*AIM:* Work through the data and report how many lines include the string "JSON", giving the number alone.

*INPUT RECORDS:*
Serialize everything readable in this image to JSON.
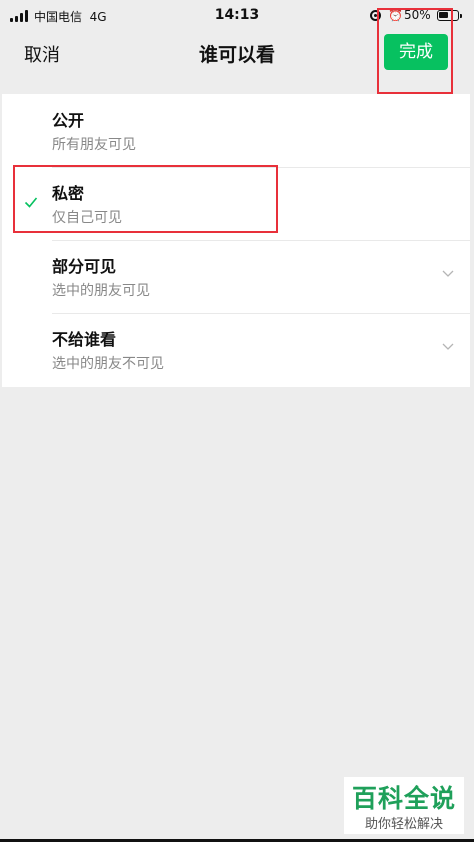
{
  "status_bar": {
    "carrier": "中国电信",
    "network": "4G",
    "time": "14:13",
    "battery": "50%"
  },
  "nav": {
    "cancel_label": "取消",
    "title": "谁可以看",
    "done_label": "完成"
  },
  "options": [
    {
      "title": "公开",
      "subtitle": "所有朋友可见",
      "selected": false,
      "expandable": false
    },
    {
      "title": "私密",
      "subtitle": "仅自己可见",
      "selected": true,
      "expandable": false
    },
    {
      "title": "部分可见",
      "subtitle": "选中的朋友可见",
      "selected": false,
      "expandable": true
    },
    {
      "title": "不给谁看",
      "subtitle": "选中的朋友不可见",
      "selected": false,
      "expandable": true
    }
  ],
  "colors": {
    "accent": "#07c160",
    "highlight": "#e8303a",
    "background": "#ededed"
  },
  "watermark": {
    "title": "百科全说",
    "subtitle": "助你轻松解决"
  }
}
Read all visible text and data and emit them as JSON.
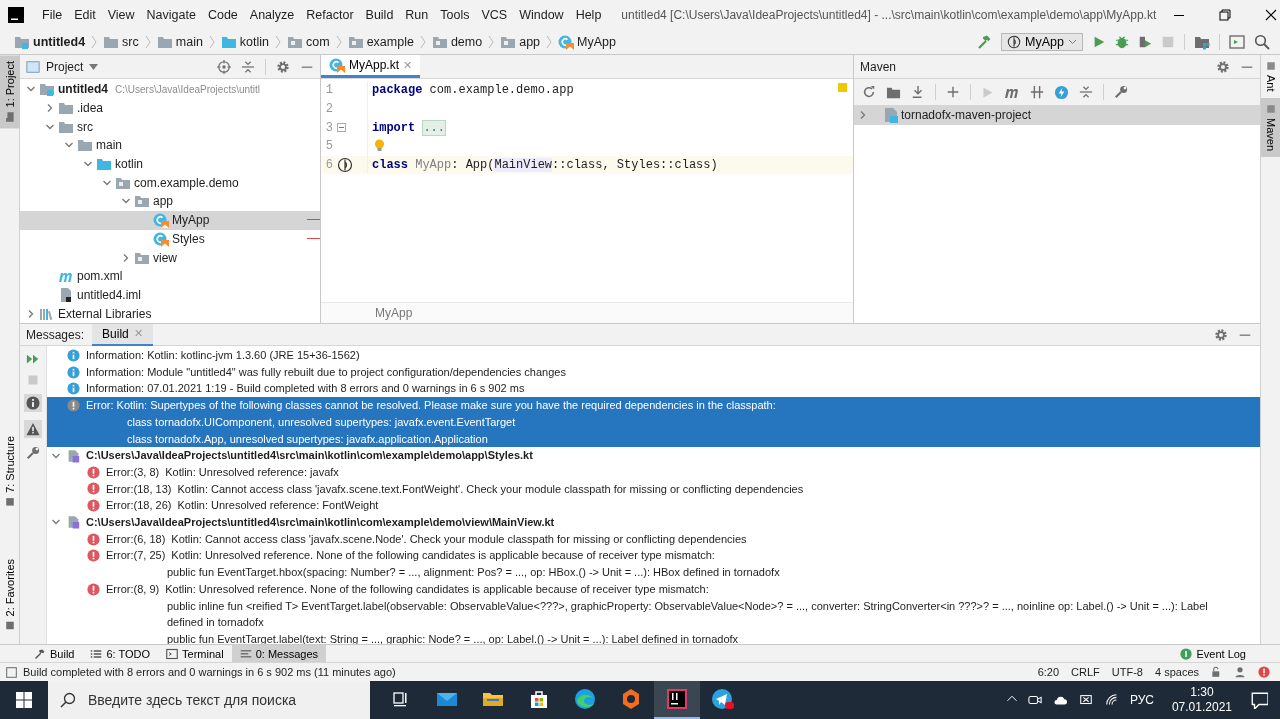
{
  "window": {
    "title": "untitled4 [C:\\Users\\Java\\IdeaProjects\\untitled4] - ...\\src\\main\\kotlin\\com\\example\\demo\\app\\MyApp.kt"
  },
  "menu": [
    "File",
    "Edit",
    "View",
    "Navigate",
    "Code",
    "Analyze",
    "Refactor",
    "Build",
    "Run",
    "Tools",
    "VCS",
    "Window",
    "Help"
  ],
  "breadcrumbs": [
    {
      "label": "untitled4",
      "kind": "module"
    },
    {
      "label": "src",
      "kind": "folder"
    },
    {
      "label": "main",
      "kind": "folder"
    },
    {
      "label": "kotlin",
      "kind": "source"
    },
    {
      "label": "com",
      "kind": "package"
    },
    {
      "label": "example",
      "kind": "package"
    },
    {
      "label": "demo",
      "kind": "package"
    },
    {
      "label": "app",
      "kind": "package"
    },
    {
      "label": "MyApp",
      "kind": "class"
    }
  ],
  "run_config": "MyApp",
  "left_stripe_top": [
    {
      "label": "1: Project",
      "selected": true
    }
  ],
  "left_stripe_bottom": [
    {
      "label": "7: Structure",
      "selected": false
    },
    {
      "label": "2: Favorites",
      "selected": false
    }
  ],
  "right_stripe": [
    {
      "label": "Ant",
      "selected": false
    },
    {
      "label": "Maven",
      "selected": true
    }
  ],
  "project": {
    "title": "Project",
    "tree": [
      {
        "label": "untitled4",
        "hint": "C:\\Users\\Java\\IdeaProjects\\untitl",
        "kind": "module",
        "expanded": true,
        "selected": false,
        "children": [
          {
            "label": ".idea",
            "kind": "folder",
            "expanded": false,
            "selected": false
          },
          {
            "label": "src",
            "kind": "folder",
            "expanded": true,
            "selected": false,
            "children": [
              {
                "label": "main",
                "kind": "folder",
                "expanded": true,
                "selected": false,
                "children": [
                  {
                    "label": "kotlin",
                    "kind": "source",
                    "expanded": true,
                    "selected": false,
                    "children": [
                      {
                        "label": "com.example.demo",
                        "kind": "package",
                        "expanded": true,
                        "selected": false,
                        "children": [
                          {
                            "label": "app",
                            "kind": "package",
                            "expanded": true,
                            "selected": false,
                            "children": [
                              {
                                "label": "MyApp",
                                "kind": "class",
                                "selected": true,
                                "error": true
                              },
                              {
                                "label": "Styles",
                                "kind": "class",
                                "selected": false,
                                "error": true
                              }
                            ]
                          },
                          {
                            "label": "view",
                            "kind": "package",
                            "expanded": false,
                            "selected": false
                          }
                        ]
                      }
                    ]
                  }
                ]
              }
            ]
          },
          {
            "label": "pom.xml",
            "kind": "maven",
            "selected": false
          },
          {
            "label": "untitled4.iml",
            "kind": "iml",
            "selected": false
          }
        ]
      },
      {
        "label": "External Libraries",
        "kind": "libraries",
        "expanded": false,
        "selected": false
      }
    ]
  },
  "editor": {
    "tabs": [
      {
        "label": "MyApp.kt",
        "close": "✕",
        "selected": true
      }
    ],
    "lines": [
      {
        "number": "1",
        "kind": "plain",
        "current": false,
        "tokens": [
          {
            "text": "package",
            "kind": "keyword"
          },
          {
            "text": " com.example.demo.app",
            "kind": "plain"
          }
        ]
      },
      {
        "number": "2",
        "kind": "plain",
        "current": false
      },
      {
        "number": "3",
        "kind": "fold",
        "current": false,
        "tokens": [
          {
            "text": "import",
            "kind": "keyword"
          },
          {
            "text": "...",
            "kind": "folded"
          }
        ]
      },
      {
        "number": "5",
        "kind": "bulb",
        "current": false
      },
      {
        "number": "6",
        "kind": "run",
        "current": true,
        "tokens": [
          {
            "text": "class",
            "kind": "keyword"
          },
          {
            "text": " MyApp",
            "kind": "unused"
          },
          {
            "text": ": App(",
            "kind": "plain"
          },
          {
            "text": "MainView",
            "kind": "highlight"
          },
          {
            "text": "::class, Styles::class)",
            "kind": "plain"
          }
        ]
      }
    ],
    "breadcrumb": "MyApp"
  },
  "maven": {
    "title": "Maven",
    "tree": [
      {
        "label": "tornadofx-maven-project",
        "expanded": false,
        "selected": true
      }
    ]
  },
  "messages": {
    "label": "Messages:",
    "tabs": [
      {
        "label": "Build",
        "close": "✕",
        "selected": true
      }
    ],
    "entries": [
      {
        "kind": "info",
        "text": "Information: Kotlin: kotlinc-jvm 1.3.60 (JRE 15+36-1562)",
        "selected": false
      },
      {
        "kind": "info",
        "text": "Information: Module \"untitled4\" was fully rebuilt due to project configuration/dependencies changes",
        "selected": false
      },
      {
        "kind": "info",
        "text": "Information: 07.01.2021 1:19 - Build completed with 8 errors and 0 warnings in 6 s 902 ms",
        "selected": false
      },
      {
        "kind": "error",
        "text": "Error: Kotlin: Supertypes of the following classes cannot be resolved. Please make sure you have the required dependencies in the classpath:",
        "details": [
          "class tornadofx.UIComponent, unresolved supertypes: javafx.event.EventTarget",
          "class tornadofx.App, unresolved supertypes: javafx.application.Application"
        ],
        "selected": true
      },
      {
        "kind": "file",
        "text": "C:\\Users\\Java\\IdeaProjects\\untitled4\\src\\main\\kotlin\\com\\example\\demo\\app\\Styles.kt",
        "expanded": true,
        "selected": false,
        "children": [
          {
            "location": "Error:(3, 8)",
            "text": "Kotlin: Unresolved reference: javafx",
            "selected": false
          },
          {
            "location": "Error:(18, 13)",
            "text": "Kotlin: Cannot access class 'javafx.scene.text.FontWeight'. Check your module classpath for missing or conflicting dependencies",
            "selected": false
          },
          {
            "location": "Error:(18, 26)",
            "text": "Kotlin: Unresolved reference: FontWeight",
            "selected": false
          }
        ]
      },
      {
        "kind": "file",
        "text": "C:\\Users\\Java\\IdeaProjects\\untitled4\\src\\main\\kotlin\\com\\example\\demo\\view\\MainView.kt",
        "expanded": true,
        "selected": false,
        "children": [
          {
            "location": "Error:(6, 18)",
            "text": "Kotlin: Cannot access class 'javafx.scene.Node'. Check your module classpath for missing or conflicting dependencies",
            "selected": false
          },
          {
            "location": "Error:(7, 25)",
            "text": "Kotlin: Unresolved reference. None of the following candidates is applicable because of receiver type mismatch:",
            "details": [
              "public fun EventTarget.hbox(spacing: Number? = ..., alignment: Pos? = ..., op: HBox.() -> Unit = ...): HBox defined in tornadofx"
            ],
            "selected": false
          },
          {
            "location": "Error:(8, 9)",
            "text": "Kotlin: Unresolved reference. None of the following candidates is applicable because of receiver type mismatch:",
            "details": [
              "public inline fun <reified T> EventTarget.label(observable: ObservableValue<???>, graphicProperty: ObservableValue<Node>? = ..., converter: StringConverter<in ???>? = ..., noinline op: Label.() -> Unit = ...): Label",
              "defined in tornadofx",
              "public fun EventTarget.label(text: String = ..., graphic: Node? = ..., op: Label.() -> Unit = ...): Label defined in tornadofx"
            ],
            "selected": false
          }
        ]
      }
    ]
  },
  "tool_windows": [
    {
      "label": "Build",
      "kind": "build",
      "selected": false
    },
    {
      "label": "6: TODO",
      "kind": "todo",
      "selected": false
    },
    {
      "label": "Terminal",
      "kind": "terminal",
      "selected": false
    },
    {
      "label": "0: Messages",
      "kind": "messages",
      "selected": true
    }
  ],
  "event_log": "Event Log",
  "status_bar": {
    "message": "Build completed with 8 errors and 0 warnings in 6 s 902 ms (11 minutes ago)",
    "items": [
      "6:20",
      "CRLF",
      "UTF-8",
      "4 spaces"
    ]
  },
  "taskbar": {
    "search": {
      "placeholder": "Введите здесь текст для поиска"
    },
    "apps": [
      {
        "kind": "taskview",
        "selected": false
      },
      {
        "kind": "mail",
        "selected": false
      },
      {
        "kind": "explorer",
        "selected": false
      },
      {
        "kind": "store",
        "selected": false
      },
      {
        "kind": "browser",
        "selected": false
      },
      {
        "kind": "player",
        "selected": false
      },
      {
        "kind": "ide",
        "selected": true
      },
      {
        "kind": "messenger",
        "selected": false
      }
    ],
    "language": "РУС",
    "time": "1:30",
    "date": "07.01.2021"
  }
}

*EXERCISE OUTPUT:* 2